GOAL:
Transcribe every record that appears below, exactly and in full.

WORKING DATA:

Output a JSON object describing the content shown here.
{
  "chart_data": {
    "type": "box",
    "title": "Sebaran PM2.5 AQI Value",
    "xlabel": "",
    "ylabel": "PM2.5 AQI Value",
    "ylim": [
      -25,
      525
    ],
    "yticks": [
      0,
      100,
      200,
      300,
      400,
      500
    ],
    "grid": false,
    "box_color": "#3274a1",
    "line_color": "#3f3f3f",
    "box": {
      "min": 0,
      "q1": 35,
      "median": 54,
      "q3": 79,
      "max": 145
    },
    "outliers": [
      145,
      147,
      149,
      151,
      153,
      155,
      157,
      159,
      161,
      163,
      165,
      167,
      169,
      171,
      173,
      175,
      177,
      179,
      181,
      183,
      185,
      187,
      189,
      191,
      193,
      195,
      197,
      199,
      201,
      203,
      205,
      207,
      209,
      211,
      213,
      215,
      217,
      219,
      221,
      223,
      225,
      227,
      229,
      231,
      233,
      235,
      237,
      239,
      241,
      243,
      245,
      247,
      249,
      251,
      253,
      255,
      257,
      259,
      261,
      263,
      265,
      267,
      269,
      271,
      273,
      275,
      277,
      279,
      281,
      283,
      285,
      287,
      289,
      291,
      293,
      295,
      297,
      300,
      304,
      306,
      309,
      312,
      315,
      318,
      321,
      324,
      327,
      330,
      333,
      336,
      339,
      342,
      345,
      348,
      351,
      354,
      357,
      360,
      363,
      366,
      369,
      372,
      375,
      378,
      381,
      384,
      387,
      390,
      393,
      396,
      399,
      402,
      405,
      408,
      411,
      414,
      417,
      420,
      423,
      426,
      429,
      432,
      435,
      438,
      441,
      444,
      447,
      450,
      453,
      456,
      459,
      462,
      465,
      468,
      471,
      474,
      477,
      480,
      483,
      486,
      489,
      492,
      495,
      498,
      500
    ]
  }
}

COMPLETE RESPONSE:
Output a JSON object describing the content shown here.
{
  "chart_data": {
    "type": "box",
    "title": "Sebaran PM2.5 AQI Value",
    "xlabel": "",
    "ylabel": "PM2.5 AQI Value",
    "ylim": [
      -25,
      525
    ],
    "yticks": [
      0,
      100,
      200,
      300,
      400,
      500
    ],
    "grid": false,
    "box_color": "#3274a1",
    "line_color": "#3f3f3f",
    "box": {
      "min": 0,
      "q1": 35,
      "median": 54,
      "q3": 79,
      "max": 145
    },
    "outliers": [
      145,
      147,
      149,
      151,
      153,
      155,
      157,
      159,
      161,
      163,
      165,
      167,
      169,
      171,
      173,
      175,
      177,
      179,
      181,
      183,
      185,
      187,
      189,
      191,
      193,
      195,
      197,
      199,
      201,
      203,
      205,
      207,
      209,
      211,
      213,
      215,
      217,
      219,
      221,
      223,
      225,
      227,
      229,
      231,
      233,
      235,
      237,
      239,
      241,
      243,
      245,
      247,
      249,
      251,
      253,
      255,
      257,
      259,
      261,
      263,
      265,
      267,
      269,
      271,
      273,
      275,
      277,
      279,
      281,
      283,
      285,
      287,
      289,
      291,
      293,
      295,
      297,
      300,
      304,
      306,
      309,
      312,
      315,
      318,
      321,
      324,
      327,
      330,
      333,
      336,
      339,
      342,
      345,
      348,
      351,
      354,
      357,
      360,
      363,
      366,
      369,
      372,
      375,
      378,
      381,
      384,
      387,
      390,
      393,
      396,
      399,
      402,
      405,
      408,
      411,
      414,
      417,
      420,
      423,
      426,
      429,
      432,
      435,
      438,
      441,
      444,
      447,
      450,
      453,
      456,
      459,
      462,
      465,
      468,
      471,
      474,
      477,
      480,
      483,
      486,
      489,
      492,
      495,
      498,
      500
    ]
  }
}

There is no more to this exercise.